■ **PROMPT**
Find the string "Soil" in the data, then copy every line where it is found.

Start of PROVIDED DATA

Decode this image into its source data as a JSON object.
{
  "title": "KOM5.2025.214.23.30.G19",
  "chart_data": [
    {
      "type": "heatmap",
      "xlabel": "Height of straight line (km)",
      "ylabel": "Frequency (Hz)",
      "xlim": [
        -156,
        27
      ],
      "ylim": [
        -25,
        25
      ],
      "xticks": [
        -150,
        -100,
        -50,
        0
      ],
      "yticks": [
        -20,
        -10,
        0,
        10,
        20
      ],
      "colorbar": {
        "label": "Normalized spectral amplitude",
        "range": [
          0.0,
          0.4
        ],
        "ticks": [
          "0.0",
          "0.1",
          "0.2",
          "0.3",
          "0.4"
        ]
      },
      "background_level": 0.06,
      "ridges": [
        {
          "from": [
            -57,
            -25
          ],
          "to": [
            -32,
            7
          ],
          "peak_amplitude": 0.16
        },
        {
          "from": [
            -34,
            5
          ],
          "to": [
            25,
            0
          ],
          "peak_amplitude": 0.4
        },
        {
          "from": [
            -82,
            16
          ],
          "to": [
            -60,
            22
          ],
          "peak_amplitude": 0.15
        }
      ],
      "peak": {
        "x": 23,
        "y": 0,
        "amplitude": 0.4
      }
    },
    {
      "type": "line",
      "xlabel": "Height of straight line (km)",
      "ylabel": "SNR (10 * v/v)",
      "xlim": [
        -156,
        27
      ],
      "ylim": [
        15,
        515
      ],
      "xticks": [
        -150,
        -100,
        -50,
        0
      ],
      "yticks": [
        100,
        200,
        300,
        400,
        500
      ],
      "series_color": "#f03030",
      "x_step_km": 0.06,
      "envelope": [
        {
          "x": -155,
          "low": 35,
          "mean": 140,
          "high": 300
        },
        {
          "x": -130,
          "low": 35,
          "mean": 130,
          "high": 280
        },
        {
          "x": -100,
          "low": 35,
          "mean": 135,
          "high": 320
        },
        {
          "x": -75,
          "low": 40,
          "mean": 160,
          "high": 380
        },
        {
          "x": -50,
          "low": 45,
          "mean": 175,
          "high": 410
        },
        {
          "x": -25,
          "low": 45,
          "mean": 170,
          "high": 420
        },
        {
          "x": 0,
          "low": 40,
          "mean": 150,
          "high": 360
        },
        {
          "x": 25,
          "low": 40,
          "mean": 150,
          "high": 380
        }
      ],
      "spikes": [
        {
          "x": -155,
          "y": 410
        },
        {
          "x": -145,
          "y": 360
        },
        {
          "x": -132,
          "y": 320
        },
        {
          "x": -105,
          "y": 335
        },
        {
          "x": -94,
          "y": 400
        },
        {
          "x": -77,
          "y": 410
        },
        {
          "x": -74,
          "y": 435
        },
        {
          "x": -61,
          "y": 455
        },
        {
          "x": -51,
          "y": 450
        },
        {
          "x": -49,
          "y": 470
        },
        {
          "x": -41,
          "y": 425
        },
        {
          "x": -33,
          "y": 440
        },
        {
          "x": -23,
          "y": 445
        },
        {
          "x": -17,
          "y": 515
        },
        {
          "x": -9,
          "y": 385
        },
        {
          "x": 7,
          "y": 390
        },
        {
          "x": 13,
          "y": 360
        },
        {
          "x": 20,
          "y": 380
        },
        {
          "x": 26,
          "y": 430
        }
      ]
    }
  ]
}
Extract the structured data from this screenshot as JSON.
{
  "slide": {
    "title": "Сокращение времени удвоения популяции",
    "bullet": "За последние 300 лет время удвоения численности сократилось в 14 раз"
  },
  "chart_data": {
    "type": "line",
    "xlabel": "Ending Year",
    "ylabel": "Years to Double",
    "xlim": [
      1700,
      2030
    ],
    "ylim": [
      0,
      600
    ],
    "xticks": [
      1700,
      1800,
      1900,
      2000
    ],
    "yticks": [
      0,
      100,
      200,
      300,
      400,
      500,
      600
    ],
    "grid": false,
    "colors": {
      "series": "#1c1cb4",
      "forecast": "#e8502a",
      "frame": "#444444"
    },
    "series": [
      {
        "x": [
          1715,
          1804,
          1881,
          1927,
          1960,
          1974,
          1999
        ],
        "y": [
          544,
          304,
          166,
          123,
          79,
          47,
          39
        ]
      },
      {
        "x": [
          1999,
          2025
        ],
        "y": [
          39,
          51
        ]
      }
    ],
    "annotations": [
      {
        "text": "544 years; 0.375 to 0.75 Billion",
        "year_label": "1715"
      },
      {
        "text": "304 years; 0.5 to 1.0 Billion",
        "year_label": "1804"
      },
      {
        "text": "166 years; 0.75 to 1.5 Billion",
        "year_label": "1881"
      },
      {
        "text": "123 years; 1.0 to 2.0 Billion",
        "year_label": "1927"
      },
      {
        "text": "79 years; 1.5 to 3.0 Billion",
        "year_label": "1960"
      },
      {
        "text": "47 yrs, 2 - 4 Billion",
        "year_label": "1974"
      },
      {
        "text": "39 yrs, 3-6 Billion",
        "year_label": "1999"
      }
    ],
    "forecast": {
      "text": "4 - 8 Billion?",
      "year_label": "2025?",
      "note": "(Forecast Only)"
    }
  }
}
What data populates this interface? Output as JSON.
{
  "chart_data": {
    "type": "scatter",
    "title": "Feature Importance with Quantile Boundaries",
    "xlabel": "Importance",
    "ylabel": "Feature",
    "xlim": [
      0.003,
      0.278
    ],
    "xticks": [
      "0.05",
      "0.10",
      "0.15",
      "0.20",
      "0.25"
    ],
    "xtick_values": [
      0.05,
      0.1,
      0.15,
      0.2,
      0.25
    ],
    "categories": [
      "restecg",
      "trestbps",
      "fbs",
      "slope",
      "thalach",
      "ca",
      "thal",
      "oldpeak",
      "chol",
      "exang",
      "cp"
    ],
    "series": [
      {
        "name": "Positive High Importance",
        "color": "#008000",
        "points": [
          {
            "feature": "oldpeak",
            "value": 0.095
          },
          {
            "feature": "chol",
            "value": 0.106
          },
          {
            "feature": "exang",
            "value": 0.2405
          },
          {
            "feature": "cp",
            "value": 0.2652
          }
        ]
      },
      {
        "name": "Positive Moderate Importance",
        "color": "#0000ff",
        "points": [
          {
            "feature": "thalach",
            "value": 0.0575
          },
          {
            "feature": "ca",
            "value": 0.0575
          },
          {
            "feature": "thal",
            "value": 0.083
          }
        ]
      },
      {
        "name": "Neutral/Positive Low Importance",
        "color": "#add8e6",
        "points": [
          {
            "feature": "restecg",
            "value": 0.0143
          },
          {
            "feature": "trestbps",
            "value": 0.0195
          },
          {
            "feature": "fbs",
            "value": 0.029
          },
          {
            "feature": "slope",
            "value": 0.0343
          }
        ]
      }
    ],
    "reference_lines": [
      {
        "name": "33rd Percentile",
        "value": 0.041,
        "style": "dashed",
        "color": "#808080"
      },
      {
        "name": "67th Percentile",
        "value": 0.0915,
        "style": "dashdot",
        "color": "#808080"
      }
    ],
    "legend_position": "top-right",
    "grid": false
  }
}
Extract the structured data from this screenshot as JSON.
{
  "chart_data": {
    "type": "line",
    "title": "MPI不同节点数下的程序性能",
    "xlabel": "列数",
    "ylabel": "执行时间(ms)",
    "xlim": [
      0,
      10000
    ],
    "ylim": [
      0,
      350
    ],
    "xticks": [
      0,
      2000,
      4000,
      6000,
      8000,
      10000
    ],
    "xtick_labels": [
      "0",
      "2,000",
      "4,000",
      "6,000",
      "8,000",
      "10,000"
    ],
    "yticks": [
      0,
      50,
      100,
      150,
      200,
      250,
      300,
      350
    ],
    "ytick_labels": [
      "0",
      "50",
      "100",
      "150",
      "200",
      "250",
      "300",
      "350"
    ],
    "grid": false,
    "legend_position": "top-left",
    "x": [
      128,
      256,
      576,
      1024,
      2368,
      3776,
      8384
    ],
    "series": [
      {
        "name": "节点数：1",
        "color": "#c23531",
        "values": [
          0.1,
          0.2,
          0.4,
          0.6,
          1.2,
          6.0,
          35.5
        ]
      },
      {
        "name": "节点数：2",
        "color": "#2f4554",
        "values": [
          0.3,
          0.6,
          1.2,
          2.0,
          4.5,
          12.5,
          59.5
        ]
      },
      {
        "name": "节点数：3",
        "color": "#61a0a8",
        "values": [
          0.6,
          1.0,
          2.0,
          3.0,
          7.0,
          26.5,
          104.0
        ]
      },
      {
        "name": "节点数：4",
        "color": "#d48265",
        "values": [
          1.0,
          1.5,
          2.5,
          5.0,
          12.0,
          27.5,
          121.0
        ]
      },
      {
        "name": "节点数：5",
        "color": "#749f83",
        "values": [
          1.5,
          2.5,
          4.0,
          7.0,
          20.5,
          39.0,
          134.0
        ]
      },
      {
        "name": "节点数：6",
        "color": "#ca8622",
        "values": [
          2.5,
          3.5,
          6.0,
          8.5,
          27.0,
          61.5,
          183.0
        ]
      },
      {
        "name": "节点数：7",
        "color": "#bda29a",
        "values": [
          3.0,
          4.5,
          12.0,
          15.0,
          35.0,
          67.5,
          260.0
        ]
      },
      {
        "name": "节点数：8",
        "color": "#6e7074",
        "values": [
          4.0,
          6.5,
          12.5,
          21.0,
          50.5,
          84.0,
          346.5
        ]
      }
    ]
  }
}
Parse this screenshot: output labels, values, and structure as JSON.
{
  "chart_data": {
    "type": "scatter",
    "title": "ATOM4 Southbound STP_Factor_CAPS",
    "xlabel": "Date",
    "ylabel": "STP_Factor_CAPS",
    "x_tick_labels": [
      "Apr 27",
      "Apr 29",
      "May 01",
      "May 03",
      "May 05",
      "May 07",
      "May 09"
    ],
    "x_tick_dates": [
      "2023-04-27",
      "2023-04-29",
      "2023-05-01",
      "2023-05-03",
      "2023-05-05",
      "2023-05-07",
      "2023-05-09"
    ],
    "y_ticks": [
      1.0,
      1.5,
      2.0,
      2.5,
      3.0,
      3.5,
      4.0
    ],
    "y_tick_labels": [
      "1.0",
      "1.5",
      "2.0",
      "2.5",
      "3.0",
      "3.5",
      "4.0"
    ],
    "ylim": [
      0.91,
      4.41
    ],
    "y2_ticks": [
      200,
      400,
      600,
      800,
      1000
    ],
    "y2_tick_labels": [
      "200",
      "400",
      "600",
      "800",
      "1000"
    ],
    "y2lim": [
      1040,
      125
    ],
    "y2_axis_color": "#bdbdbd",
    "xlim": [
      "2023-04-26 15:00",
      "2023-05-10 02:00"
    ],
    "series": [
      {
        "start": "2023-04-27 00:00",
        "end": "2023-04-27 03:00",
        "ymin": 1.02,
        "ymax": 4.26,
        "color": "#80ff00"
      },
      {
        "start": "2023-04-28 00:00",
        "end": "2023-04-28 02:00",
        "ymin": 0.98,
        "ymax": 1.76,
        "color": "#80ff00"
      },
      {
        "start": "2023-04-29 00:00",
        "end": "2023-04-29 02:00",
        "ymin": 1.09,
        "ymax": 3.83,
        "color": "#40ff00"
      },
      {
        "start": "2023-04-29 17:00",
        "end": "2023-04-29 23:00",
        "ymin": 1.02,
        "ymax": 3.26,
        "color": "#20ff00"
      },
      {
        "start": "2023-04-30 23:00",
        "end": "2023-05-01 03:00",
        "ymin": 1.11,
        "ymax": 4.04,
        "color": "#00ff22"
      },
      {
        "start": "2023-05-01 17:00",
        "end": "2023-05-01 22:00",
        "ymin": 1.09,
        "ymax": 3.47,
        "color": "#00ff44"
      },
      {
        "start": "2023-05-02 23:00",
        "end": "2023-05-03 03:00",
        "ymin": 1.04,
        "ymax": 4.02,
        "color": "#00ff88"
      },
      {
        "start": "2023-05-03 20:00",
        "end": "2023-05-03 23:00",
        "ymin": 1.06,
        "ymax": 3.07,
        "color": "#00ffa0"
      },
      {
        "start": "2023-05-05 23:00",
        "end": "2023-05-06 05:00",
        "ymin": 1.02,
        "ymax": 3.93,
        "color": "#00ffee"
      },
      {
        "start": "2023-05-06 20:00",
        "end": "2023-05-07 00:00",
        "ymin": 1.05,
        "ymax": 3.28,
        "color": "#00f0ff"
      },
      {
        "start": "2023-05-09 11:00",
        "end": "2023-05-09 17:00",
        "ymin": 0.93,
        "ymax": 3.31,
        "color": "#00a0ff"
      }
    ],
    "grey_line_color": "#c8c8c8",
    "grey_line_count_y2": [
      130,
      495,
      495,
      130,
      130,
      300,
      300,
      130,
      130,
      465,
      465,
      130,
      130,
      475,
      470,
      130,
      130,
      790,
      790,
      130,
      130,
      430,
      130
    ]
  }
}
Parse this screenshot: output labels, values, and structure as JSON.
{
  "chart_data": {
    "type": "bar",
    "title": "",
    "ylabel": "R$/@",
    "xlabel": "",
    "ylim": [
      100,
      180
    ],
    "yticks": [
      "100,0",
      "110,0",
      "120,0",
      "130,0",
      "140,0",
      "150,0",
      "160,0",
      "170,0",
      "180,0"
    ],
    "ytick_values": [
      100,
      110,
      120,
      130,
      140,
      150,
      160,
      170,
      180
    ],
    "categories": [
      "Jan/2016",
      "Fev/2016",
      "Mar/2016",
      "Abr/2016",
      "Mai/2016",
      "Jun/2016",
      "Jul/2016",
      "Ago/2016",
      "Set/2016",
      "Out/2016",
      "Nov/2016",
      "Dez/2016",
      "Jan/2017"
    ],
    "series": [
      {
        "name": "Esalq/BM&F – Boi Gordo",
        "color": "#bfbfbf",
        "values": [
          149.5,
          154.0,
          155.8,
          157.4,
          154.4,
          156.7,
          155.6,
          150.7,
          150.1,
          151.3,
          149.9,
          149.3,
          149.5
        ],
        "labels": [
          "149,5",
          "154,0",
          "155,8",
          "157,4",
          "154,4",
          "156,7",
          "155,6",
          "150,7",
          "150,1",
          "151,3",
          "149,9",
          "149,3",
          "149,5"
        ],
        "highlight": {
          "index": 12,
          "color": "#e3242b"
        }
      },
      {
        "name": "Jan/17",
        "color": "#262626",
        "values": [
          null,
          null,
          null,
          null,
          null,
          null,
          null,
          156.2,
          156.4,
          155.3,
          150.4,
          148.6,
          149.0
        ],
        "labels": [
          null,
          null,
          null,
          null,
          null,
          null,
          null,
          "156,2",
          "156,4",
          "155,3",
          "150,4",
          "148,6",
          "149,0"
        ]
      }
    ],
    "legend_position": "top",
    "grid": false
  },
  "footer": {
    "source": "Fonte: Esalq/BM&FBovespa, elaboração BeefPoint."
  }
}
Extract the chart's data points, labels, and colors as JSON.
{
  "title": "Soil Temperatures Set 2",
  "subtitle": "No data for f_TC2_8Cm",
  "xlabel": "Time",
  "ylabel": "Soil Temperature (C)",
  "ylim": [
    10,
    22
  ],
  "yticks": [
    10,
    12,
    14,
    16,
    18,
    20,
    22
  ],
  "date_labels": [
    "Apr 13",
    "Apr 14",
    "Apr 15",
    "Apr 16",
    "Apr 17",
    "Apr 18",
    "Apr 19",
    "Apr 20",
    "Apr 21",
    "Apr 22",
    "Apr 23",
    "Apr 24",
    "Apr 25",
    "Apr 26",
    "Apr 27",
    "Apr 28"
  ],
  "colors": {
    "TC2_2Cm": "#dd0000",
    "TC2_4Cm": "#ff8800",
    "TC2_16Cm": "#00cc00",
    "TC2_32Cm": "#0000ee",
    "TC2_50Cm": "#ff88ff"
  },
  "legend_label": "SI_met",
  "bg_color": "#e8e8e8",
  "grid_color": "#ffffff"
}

End of PROVIDED DATA

■ **THE OUTPUT**
  "title": "Soil Temperatures Set 2",
  "ylabel": "Soil Temperature (C)",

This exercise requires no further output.